## Input for this task
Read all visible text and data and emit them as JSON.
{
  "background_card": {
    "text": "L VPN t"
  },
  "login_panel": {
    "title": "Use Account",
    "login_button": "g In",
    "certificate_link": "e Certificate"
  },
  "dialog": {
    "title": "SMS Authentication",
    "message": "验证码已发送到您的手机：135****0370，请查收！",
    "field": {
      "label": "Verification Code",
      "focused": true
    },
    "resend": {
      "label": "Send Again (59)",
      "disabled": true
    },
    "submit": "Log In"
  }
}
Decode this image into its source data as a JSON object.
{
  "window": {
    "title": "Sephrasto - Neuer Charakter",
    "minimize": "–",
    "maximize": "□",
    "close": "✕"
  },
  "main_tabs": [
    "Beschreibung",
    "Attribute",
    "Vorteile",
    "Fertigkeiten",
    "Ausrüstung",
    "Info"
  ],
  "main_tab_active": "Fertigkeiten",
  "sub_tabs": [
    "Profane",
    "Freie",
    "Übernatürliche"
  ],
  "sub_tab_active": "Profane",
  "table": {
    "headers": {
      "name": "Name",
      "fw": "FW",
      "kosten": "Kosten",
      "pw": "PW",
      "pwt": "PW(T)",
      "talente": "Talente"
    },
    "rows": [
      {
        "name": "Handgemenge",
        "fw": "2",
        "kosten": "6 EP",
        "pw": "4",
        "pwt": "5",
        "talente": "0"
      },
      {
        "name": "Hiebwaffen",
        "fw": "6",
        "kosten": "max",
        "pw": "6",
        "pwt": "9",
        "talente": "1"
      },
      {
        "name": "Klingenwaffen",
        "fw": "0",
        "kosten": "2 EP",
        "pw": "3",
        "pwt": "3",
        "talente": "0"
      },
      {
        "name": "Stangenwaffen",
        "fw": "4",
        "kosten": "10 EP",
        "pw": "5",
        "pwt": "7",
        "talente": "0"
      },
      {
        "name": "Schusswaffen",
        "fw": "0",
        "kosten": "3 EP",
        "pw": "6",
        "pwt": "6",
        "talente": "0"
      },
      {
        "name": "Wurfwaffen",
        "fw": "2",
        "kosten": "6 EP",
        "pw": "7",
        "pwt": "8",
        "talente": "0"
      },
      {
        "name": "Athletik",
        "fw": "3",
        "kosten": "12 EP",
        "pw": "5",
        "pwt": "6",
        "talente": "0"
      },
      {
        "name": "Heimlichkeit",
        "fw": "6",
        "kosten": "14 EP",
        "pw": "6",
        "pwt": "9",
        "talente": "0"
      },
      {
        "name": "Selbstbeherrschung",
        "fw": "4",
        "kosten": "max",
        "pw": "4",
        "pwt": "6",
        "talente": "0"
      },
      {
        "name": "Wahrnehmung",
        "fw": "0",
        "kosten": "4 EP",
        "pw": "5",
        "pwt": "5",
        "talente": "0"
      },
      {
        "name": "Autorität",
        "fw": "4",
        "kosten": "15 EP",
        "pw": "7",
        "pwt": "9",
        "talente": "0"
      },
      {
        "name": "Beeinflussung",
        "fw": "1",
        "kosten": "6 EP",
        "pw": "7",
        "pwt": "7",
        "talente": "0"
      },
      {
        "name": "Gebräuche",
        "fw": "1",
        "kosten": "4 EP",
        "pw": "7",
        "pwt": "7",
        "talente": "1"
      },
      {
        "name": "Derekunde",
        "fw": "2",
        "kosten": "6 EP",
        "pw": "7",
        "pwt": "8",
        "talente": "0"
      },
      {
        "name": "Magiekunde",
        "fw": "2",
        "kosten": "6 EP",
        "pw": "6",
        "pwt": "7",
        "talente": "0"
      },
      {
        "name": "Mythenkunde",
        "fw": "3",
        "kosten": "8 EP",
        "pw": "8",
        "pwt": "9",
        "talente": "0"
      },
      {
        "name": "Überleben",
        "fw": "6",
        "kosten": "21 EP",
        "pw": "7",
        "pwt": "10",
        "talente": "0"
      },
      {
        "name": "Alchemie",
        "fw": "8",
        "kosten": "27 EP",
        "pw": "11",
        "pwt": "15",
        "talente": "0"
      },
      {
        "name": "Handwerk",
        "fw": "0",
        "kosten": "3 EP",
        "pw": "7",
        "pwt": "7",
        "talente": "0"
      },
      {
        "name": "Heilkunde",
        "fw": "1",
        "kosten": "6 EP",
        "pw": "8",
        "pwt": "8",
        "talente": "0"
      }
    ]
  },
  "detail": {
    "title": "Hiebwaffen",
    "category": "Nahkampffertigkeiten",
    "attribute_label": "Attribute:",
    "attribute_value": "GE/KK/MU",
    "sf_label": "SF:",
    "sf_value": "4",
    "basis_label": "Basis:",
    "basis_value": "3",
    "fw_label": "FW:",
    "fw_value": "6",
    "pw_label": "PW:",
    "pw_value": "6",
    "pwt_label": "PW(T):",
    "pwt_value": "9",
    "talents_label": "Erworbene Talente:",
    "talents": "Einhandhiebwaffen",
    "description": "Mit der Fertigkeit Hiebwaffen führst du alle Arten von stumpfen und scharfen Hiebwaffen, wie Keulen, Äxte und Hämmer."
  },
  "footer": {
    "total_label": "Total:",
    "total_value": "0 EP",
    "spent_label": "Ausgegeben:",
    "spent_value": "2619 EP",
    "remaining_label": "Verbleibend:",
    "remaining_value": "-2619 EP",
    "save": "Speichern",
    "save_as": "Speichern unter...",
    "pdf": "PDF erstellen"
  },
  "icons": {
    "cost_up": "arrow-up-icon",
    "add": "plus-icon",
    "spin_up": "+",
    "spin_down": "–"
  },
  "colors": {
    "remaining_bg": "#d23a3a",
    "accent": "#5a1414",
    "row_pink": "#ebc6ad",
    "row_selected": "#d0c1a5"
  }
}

## Task to complete
State how many lines of the listing above include the word "Speichern". Give nothing but the number.

## Exercise result
2